> Short task
Below are some entries. Output each one exactly as it appears.

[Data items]
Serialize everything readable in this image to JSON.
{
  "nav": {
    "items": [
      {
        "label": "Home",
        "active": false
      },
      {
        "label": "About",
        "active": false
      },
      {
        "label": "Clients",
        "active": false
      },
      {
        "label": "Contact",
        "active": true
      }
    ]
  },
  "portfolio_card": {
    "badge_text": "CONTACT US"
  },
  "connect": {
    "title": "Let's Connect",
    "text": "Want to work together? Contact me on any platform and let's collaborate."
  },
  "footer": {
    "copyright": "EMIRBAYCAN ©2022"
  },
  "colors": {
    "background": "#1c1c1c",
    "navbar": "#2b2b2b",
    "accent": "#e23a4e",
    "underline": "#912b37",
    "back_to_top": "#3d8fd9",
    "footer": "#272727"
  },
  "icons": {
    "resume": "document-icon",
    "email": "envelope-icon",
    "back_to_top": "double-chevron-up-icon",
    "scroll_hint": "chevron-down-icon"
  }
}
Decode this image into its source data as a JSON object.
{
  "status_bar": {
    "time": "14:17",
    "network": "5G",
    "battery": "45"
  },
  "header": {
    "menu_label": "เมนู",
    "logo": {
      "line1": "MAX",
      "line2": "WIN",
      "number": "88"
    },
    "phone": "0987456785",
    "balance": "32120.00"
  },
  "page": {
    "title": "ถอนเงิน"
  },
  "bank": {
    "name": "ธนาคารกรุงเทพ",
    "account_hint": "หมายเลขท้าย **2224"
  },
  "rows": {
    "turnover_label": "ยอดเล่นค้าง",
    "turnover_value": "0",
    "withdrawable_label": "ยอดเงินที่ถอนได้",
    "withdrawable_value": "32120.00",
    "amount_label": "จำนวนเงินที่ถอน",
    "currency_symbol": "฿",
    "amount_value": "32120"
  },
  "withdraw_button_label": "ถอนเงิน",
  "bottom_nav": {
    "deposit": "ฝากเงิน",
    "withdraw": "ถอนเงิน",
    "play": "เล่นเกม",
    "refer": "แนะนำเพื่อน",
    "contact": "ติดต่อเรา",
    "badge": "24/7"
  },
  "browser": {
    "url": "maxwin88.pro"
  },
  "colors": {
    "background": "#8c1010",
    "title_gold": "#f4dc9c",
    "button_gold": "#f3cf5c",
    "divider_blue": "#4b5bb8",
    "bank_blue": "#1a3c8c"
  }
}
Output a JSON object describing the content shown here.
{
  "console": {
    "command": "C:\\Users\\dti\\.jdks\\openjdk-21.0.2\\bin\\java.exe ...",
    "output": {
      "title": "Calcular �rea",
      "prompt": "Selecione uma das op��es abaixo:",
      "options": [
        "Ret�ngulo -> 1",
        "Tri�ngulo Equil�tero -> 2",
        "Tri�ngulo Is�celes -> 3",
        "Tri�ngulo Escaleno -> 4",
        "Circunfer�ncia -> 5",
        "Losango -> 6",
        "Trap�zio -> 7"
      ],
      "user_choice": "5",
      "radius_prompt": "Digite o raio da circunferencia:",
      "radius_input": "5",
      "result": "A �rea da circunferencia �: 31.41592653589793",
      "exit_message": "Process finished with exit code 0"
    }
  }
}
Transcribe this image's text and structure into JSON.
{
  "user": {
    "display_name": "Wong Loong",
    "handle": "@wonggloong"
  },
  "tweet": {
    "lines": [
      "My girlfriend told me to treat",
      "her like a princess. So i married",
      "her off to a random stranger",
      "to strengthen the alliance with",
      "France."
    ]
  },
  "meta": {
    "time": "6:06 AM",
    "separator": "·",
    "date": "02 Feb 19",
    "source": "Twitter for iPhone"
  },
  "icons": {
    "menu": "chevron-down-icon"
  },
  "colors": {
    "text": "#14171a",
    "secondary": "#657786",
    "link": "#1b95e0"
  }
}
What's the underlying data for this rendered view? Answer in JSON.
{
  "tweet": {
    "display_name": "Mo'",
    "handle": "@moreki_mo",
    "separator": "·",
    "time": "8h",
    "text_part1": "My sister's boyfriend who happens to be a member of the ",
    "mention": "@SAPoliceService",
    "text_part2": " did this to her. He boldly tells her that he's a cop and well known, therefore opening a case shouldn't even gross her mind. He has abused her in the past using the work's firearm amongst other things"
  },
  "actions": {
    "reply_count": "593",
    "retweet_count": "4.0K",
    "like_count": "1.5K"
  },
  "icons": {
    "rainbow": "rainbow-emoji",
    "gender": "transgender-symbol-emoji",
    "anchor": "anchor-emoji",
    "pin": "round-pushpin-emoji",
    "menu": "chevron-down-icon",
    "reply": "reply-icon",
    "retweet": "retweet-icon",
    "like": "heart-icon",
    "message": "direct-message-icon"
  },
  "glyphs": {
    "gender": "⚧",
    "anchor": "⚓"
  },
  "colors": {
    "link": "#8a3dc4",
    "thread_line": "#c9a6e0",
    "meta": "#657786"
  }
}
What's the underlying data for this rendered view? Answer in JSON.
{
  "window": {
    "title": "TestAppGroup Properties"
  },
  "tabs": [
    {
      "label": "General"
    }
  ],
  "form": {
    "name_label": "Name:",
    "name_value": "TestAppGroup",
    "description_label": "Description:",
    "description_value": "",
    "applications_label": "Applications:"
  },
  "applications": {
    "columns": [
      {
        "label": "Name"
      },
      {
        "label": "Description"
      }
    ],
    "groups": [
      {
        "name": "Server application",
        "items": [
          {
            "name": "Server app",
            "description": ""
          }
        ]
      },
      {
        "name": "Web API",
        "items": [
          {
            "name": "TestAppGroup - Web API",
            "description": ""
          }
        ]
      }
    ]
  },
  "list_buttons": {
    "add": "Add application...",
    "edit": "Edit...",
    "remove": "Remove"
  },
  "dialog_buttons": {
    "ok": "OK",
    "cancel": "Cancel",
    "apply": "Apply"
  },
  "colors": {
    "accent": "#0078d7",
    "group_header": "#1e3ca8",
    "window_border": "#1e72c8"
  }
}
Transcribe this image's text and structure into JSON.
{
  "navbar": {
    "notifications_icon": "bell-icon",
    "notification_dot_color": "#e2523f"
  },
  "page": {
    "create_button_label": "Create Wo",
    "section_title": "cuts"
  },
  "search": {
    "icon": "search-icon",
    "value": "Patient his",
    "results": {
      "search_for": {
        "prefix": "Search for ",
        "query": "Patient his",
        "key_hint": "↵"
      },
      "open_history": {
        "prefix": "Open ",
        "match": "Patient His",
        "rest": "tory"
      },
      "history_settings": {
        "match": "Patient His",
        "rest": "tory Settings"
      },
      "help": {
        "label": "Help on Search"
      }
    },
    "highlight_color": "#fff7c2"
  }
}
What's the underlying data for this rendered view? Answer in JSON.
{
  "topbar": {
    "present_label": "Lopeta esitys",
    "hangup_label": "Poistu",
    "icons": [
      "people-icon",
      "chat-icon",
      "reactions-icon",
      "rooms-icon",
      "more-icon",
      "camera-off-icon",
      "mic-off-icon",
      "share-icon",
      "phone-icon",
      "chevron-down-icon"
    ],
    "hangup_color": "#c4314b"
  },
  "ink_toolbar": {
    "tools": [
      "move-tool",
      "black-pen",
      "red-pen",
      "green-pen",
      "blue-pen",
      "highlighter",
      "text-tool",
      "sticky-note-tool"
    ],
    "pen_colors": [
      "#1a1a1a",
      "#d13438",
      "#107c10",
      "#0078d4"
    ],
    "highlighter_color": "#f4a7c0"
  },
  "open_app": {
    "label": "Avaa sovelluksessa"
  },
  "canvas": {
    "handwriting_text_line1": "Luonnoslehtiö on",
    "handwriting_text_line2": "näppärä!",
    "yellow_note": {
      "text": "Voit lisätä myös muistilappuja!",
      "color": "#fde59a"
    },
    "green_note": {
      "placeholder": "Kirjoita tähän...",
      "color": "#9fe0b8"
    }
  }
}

> Solution to the problem
Serialize everything readable in this image to JSON.
{
  "nav": {
    "items": [
      {
        "label": "Home",
        "active": false
      },
      {
        "label": "About",
        "active": false
      },
      {
        "label": "Clients",
        "active": false
      },
      {
        "label": "Contact",
        "active": true
      }
    ]
  },
  "portfolio_card": {
    "badge_text": "CONTACT US"
  },
  "connect": {
    "title": "Let's Connect",
    "text": "Want to work together? Contact me on any platform and let's collaborate."
  },
  "footer": {
    "copyright": "EMIRBAYCAN ©2022"
  },
  "colors": {
    "background": "#1c1c1c",
    "navbar": "#2b2b2b",
    "accent": "#e23a4e",
    "underline": "#912b37",
    "back_to_top": "#3d8fd9",
    "footer": "#272727"
  },
  "icons": {
    "resume": "document-icon",
    "email": "envelope-icon",
    "back_to_top": "double-chevron-up-icon",
    "scroll_hint": "chevron-down-icon"
  }
}
Decode this image into its source data as a JSON object.
{
  "status_bar": {
    "time": "14:17",
    "network": "5G",
    "battery": "45"
  },
  "header": {
    "menu_label": "เมนู",
    "logo": {
      "line1": "MAX",
      "line2": "WIN",
      "number": "88"
    },
    "phone": "0987456785",
    "balance": "32120.00"
  },
  "page": {
    "title": "ถอนเงิน"
  },
  "bank": {
    "name": "ธนาคารกรุงเทพ",
    "account_hint": "หมายเลขท้าย **2224"
  },
  "rows": {
    "turnover_label": "ยอดเล่นค้าง",
    "turnover_value": "0",
    "withdrawable_label": "ยอดเงินที่ถอนได้",
    "withdrawable_value": "32120.00",
    "amount_label": "จำนวนเงินที่ถอน",
    "currency_symbol": "฿",
    "amount_value": "32120"
  },
  "withdraw_button_label": "ถอนเงิน",
  "bottom_nav": {
    "deposit": "ฝากเงิน",
    "withdraw": "ถอนเงิน",
    "play": "เล่นเกม",
    "refer": "แนะนำเพื่อน",
    "contact": "ติดต่อเรา",
    "badge": "24/7"
  },
  "browser": {
    "url": "maxwin88.pro"
  },
  "colors": {
    "background": "#8c1010",
    "title_gold": "#f4dc9c",
    "button_gold": "#f3cf5c",
    "divider_blue": "#4b5bb8",
    "bank_blue": "#1a3c8c"
  }
}
Output a JSON object describing the content shown here.
{
  "console": {
    "command": "C:\\Users\\dti\\.jdks\\openjdk-21.0.2\\bin\\java.exe ...",
    "output": {
      "title": "Calcular �rea",
      "prompt": "Selecione uma das op��es abaixo:",
      "options": [
        "Ret�ngulo -> 1",
        "Tri�ngulo Equil�tero -> 2",
        "Tri�ngulo Is�celes -> 3",
        "Tri�ngulo Escaleno -> 4",
        "Circunfer�ncia -> 5",
        "Losango -> 6",
        "Trap�zio -> 7"
      ],
      "user_choice": "5",
      "radius_prompt": "Digite o raio da circunferencia:",
      "radius_input": "5",
      "result": "A �rea da circunferencia �: 31.41592653589793",
      "exit_message": "Process finished with exit code 0"
    }
  }
}
Transcribe this image's text and structure into JSON.
{
  "user": {
    "display_name": "Wong Loong",
    "handle": "@wonggloong"
  },
  "tweet": {
    "lines": [
      "My girlfriend told me to treat",
      "her like a princess. So i married",
      "her off to a random stranger",
      "to strengthen the alliance with",
      "France."
    ]
  },
  "meta": {
    "time": "6:06 AM",
    "separator": "·",
    "date": "02 Feb 19",
    "source": "Twitter for iPhone"
  },
  "icons": {
    "menu": "chevron-down-icon"
  },
  "colors": {
    "text": "#14171a",
    "secondary": "#657786",
    "link": "#1b95e0"
  }
}
What's the underlying data for this rendered view? Answer in JSON.
{
  "tweet": {
    "display_name": "Mo'",
    "handle": "@moreki_mo",
    "separator": "·",
    "time": "8h",
    "text_part1": "My sister's boyfriend who happens to be a member of the ",
    "mention": "@SAPoliceService",
    "text_part2": " did this to her. He boldly tells her that he's a cop and well known, therefore opening a case shouldn't even gross her mind. He has abused her in the past using the work's firearm amongst other things"
  },
  "actions": {
    "reply_count": "593",
    "retweet_count": "4.0K",
    "like_count": "1.5K"
  },
  "icons": {
    "rainbow": "rainbow-emoji",
    "gender": "transgender-symbol-emoji",
    "anchor": "anchor-emoji",
    "pin": "round-pushpin-emoji",
    "menu": "chevron-down-icon",
    "reply": "reply-icon",
    "retweet": "retweet-icon",
    "like": "heart-icon",
    "message": "direct-message-icon"
  },
  "glyphs": {
    "gender": "⚧",
    "anchor": "⚓"
  },
  "colors": {
    "link": "#8a3dc4",
    "thread_line": "#c9a6e0",
    "meta": "#657786"
  }
}
What's the underlying data for this rendered view? Answer in JSON.
{
  "window": {
    "title": "TestAppGroup Properties"
  },
  "tabs": [
    {
      "label": "General"
    }
  ],
  "form": {
    "name_label": "Name:",
    "name_value": "TestAppGroup",
    "description_label": "Description:",
    "description_value": "",
    "applications_label": "Applications:"
  },
  "applications": {
    "columns": [
      {
        "label": "Name"
      },
      {
        "label": "Description"
      }
    ],
    "groups": [
      {
        "name": "Server application",
        "items": [
          {
            "name": "Server app",
            "description": ""
          }
        ]
      },
      {
        "name": "Web API",
        "items": [
          {
            "name": "TestAppGroup - Web API",
            "description": ""
          }
        ]
      }
    ]
  },
  "list_buttons": {
    "add": "Add application...",
    "edit": "Edit...",
    "remove": "Remove"
  },
  "dialog_buttons": {
    "ok": "OK",
    "cancel": "Cancel",
    "apply": "Apply"
  },
  "colors": {
    "accent": "#0078d7",
    "group_header": "#1e3ca8",
    "window_border": "#1e72c8"
  }
}
Transcribe this image's text and structure into JSON.
{
  "navbar": {
    "notifications_icon": "bell-icon",
    "notification_dot_color": "#e2523f"
  },
  "page": {
    "create_button_label": "Create Wo",
    "section_title": "cuts"
  },
  "search": {
    "icon": "search-icon",
    "value": "Patient his",
    "results": {
      "search_for": {
        "prefix": "Search for ",
        "query": "Patient his",
        "key_hint": "↵"
      },
      "open_history": {
        "prefix": "Open ",
        "match": "Patient His",
        "rest": "tory"
      },
      "history_settings": {
        "match": "Patient His",
        "rest": "tory Settings"
      },
      "help": {
        "label": "Help on Search"
      }
    },
    "highlight_color": "#fff7c2"
  }
}
What's the underlying data for this rendered view? Answer in JSON.
{
  "topbar": {
    "present_label": "Lopeta esitys",
    "hangup_label": "Poistu",
    "icons": [
      "people-icon",
      "chat-icon",
      "reactions-icon",
      "rooms-icon",
      "more-icon",
      "camera-off-icon",
      "mic-off-icon",
      "share-icon",
      "phone-icon",
      "chevron-down-icon"
    ],
    "hangup_color": "#c4314b"
  },
  "ink_toolbar": {
    "tools": [
      "move-tool",
      "black-pen",
      "red-pen",
      "green-pen",
      "blue-pen",
      "highlighter",
      "text-tool",
      "sticky-note-tool"
    ],
    "pen_colors": [
      "#1a1a1a",
      "#d13438",
      "#107c10",
      "#0078d4"
    ],
    "highlighter_color": "#f4a7c0"
  },
  "open_app": {
    "label": "Avaa sovelluksessa"
  },
  "canvas": {
    "handwriting_text_line1": "Luonnoslehtiö on",
    "handwriting_text_line2": "näppärä!",
    "yellow_note": {
      "text": "Voit lisätä myös muistilappuja!",
      "color": "#fde59a"
    },
    "green_note": {
      "placeholder": "Kirjoita tähän...",
      "color": "#9fe0b8"
    }
  }
}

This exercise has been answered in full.